The only catch is the encounter must produce a baby -- a loophole that hasn't dampened the enthusiasm of thousands of Australians who can effortlessly manage both.

This week, however, Treasurer Wayne Swan folded his cheque book and told the nation to settle for colic and sleepless nights if they want to procreate, rather than a family holiday in Bali.

The end of the celebrated baby bonus was not the only bad news in Tuesday's federal budget, but there was no doubting its potent symbolism.

The bonus was as welcome as the sound of the pitter patter of little feet when it arrived in 2002, just as the mining boom was lifting off.

Treasurer Peter Costello made it famous in 2004 when he flashed his trademark smirk and urged couples to get on the case.

"Have one for Dad, one for Mum and one for the country,'' he urged.

Many did, pushing a sluggish birth rate up by as much as three per cent, according to one study, which identified up to 12,000 kids who arrived on the planet in 2006 not via the stork but the baby bonus.

The free money was a byproduct of perhaps the greatest financial boom in Australia's history, allowing the federal government to bring down a series of Christmas morning-like budgets.

But Tuesday night, Australians sat solemnly, like hungover teenage party animals after Dad arrived home early to find a car in the pool.

Swan said declining commodity prices, coupled with a slowing Chinese economy and a stubbornly high dollar, had handed the nation the biggest revenue writedown since the Great Depression.

» Exercise set
(a) Which factors did Swan say had caused the revenue writedown, according to the baby bonus article? List each one.
(b) In the article about the baby bonus, what year did the bonus arrive?
(c) Continue the article on the end of the baby bonus from where it stops.

[Element position data]

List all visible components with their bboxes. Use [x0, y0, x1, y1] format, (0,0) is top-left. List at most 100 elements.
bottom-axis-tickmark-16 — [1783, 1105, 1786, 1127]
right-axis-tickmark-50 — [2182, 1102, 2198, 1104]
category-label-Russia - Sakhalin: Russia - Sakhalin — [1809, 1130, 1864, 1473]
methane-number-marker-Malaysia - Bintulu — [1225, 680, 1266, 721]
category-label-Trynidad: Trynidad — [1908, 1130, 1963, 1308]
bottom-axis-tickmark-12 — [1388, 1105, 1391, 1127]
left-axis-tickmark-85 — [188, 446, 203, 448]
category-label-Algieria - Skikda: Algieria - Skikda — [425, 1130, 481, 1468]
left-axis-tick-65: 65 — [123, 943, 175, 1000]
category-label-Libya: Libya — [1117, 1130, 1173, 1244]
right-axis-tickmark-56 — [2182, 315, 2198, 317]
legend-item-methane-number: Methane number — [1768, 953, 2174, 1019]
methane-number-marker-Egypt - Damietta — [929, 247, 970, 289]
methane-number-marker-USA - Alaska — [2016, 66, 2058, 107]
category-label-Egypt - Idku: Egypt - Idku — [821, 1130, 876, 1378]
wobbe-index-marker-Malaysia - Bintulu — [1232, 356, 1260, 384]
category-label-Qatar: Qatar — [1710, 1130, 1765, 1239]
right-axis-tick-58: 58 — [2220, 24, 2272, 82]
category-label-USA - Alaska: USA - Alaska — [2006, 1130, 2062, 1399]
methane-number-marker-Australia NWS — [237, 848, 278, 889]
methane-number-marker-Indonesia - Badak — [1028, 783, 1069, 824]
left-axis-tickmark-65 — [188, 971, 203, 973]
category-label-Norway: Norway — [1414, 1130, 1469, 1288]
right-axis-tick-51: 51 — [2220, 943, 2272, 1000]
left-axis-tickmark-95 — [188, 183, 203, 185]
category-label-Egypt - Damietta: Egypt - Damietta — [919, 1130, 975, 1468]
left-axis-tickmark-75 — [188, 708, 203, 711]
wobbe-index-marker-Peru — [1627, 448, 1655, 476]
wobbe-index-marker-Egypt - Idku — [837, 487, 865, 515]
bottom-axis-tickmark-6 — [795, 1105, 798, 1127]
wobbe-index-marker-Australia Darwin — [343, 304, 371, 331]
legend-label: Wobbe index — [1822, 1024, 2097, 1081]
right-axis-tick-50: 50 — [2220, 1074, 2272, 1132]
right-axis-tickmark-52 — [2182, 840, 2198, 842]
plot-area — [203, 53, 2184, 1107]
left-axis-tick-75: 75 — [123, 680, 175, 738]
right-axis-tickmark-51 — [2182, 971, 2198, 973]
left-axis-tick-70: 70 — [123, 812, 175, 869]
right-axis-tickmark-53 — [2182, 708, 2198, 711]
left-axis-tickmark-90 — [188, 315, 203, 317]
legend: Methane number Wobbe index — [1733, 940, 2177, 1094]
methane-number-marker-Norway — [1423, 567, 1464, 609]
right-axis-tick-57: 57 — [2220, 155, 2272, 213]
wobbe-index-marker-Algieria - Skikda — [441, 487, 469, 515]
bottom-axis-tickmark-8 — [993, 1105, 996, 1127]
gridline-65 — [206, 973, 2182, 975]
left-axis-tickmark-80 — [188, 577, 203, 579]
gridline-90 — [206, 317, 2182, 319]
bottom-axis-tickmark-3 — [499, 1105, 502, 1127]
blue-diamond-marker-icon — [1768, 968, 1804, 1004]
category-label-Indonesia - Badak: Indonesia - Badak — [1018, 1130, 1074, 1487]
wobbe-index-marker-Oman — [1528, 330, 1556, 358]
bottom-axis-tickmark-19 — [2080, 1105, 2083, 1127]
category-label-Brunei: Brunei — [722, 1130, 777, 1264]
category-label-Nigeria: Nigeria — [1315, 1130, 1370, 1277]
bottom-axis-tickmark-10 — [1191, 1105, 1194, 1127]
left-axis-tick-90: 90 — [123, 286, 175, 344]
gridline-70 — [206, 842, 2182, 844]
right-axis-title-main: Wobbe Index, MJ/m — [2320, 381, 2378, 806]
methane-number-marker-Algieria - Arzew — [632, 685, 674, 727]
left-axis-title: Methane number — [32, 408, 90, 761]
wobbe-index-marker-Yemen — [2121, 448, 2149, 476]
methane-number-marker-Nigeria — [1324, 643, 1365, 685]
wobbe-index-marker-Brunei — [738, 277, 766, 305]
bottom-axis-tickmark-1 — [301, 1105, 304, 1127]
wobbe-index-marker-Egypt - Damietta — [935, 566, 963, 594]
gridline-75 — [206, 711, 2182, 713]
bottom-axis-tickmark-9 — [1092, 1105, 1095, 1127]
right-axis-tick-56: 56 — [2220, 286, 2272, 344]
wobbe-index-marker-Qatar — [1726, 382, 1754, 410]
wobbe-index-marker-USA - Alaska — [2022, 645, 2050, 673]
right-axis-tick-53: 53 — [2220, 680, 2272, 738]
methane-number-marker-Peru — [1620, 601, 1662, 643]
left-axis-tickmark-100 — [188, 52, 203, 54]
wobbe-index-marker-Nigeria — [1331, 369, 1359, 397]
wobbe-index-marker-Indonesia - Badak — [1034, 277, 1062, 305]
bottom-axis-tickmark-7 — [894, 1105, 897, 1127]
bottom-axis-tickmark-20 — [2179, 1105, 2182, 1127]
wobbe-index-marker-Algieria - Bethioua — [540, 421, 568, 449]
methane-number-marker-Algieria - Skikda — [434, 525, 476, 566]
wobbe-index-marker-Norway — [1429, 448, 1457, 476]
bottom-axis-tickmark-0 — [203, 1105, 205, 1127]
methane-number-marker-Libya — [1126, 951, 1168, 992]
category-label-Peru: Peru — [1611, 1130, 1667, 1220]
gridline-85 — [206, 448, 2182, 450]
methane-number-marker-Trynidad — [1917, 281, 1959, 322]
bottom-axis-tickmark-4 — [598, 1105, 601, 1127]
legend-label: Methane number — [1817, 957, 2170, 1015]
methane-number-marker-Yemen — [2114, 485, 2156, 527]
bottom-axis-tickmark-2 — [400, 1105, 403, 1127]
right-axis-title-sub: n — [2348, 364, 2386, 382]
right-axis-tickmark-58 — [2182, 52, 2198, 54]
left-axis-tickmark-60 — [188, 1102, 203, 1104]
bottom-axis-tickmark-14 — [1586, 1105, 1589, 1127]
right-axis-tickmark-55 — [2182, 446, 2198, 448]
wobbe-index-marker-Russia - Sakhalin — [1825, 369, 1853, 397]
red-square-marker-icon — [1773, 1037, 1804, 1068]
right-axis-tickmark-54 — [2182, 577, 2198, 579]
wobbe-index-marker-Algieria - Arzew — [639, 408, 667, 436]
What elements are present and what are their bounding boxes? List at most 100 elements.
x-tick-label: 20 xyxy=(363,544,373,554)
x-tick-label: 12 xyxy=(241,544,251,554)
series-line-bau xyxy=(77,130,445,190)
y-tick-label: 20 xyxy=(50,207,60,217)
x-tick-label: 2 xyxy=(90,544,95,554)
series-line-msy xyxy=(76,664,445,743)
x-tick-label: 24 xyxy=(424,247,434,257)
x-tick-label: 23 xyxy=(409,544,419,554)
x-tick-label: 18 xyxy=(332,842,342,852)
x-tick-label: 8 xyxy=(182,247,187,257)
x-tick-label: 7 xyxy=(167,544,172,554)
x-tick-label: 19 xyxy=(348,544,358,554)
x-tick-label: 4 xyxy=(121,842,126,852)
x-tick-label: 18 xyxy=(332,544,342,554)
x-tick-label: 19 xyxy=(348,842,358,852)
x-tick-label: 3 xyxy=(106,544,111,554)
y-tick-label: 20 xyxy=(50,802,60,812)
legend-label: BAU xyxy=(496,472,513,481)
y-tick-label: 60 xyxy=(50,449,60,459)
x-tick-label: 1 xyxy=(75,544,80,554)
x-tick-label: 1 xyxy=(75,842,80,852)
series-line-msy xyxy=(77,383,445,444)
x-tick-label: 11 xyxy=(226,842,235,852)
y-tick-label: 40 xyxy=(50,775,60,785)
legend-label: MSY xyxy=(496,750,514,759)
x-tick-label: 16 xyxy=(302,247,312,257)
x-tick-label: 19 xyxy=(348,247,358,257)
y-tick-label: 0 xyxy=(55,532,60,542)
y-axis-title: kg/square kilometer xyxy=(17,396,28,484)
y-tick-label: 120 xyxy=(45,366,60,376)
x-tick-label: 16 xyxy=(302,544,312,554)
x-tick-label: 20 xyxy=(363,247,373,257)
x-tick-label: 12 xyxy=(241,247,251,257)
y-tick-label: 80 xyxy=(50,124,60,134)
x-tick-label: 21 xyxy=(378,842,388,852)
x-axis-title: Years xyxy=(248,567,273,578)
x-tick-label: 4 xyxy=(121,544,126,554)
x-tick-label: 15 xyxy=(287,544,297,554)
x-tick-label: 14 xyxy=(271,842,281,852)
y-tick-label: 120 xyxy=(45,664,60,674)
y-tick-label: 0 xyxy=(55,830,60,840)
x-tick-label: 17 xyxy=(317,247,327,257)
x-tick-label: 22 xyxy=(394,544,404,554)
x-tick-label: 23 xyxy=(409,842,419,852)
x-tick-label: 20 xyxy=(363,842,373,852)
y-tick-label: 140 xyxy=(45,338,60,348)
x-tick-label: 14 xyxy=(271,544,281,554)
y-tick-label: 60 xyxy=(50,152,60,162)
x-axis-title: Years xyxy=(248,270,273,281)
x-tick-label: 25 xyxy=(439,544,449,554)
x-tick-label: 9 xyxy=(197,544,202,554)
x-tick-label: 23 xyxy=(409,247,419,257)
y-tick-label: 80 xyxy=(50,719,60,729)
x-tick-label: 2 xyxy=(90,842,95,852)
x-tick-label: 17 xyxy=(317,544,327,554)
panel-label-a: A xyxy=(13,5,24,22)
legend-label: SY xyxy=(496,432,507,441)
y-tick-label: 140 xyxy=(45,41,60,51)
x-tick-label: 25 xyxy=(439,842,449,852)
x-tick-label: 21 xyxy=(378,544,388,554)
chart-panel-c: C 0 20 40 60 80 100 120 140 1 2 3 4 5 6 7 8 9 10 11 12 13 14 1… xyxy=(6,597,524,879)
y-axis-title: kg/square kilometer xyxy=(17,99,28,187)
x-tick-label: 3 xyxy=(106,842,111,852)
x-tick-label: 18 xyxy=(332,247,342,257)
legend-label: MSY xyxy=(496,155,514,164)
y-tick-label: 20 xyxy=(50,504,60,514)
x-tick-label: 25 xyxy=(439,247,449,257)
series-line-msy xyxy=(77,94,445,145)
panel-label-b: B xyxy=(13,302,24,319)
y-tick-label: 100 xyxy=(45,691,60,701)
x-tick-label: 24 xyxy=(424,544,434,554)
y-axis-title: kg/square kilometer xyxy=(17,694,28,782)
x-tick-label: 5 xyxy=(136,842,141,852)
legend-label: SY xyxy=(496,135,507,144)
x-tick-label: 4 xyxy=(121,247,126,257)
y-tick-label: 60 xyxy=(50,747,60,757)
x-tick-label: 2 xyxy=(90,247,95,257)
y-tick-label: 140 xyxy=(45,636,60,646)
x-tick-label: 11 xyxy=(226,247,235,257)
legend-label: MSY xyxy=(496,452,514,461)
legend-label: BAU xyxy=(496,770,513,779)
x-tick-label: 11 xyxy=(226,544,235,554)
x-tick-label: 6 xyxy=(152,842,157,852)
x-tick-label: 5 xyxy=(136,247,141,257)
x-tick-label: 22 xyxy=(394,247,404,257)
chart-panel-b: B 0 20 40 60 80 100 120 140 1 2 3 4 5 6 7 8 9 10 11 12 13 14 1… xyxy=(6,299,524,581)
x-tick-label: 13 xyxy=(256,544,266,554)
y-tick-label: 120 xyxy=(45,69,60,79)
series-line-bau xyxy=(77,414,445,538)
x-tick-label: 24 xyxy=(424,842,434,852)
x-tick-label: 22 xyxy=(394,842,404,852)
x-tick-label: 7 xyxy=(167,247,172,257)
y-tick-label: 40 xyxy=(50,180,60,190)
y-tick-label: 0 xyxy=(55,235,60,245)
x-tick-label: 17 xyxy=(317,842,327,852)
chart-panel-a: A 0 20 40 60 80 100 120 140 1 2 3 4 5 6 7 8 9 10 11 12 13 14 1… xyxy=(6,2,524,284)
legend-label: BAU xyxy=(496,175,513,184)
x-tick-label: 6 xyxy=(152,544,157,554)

» Solved problems
(a)
- Declining commodity prices
- A slowing Chinese economy
- A stubbornly high dollar

(b) 2002

(c)
"Powerful global forces and the stubbornly high Australian dollar have savaged budget revenues," Swan said in his budget speech, which also revealed an $18-billion deficit in a year we were supposed to return to surplus.

And so, as Australians might say after an unforeseen incident at a horse racing track, "all bets are off.''

The goodies are being swept off the table, including handouts of up to $600 a year to be funded by a super-profits mining tax that appeared just as the super profits disappeared.

Even nicotine addicts will be hit up as Australians face $43 billion in spending cuts.

It was perhaps the most dismal election-year budget in history.

But the Labour government under Prime Minister Julia Gillard knows it's headed for defeat in the September poll and is merely trying to salvage a few of its signature programs to leave some sort of legacy.

As for the Baby Bonus, which provides $5,000 for the first child and $3,000 for the second, it can still put a glimmer in the eye of a couple in desperate need of a second car.

But those wanting to access the cash have less than a fortnight to achieve conception and even then they run the risk of the pregnancy running long term and their money melting away like a morning mist.

The bonus disappears on March 1, 2014.


Michael Madigan is the Winnipeg Free Press correspondent in Australia. He writes mostly about politics for the Brisbane-based Courier Mail.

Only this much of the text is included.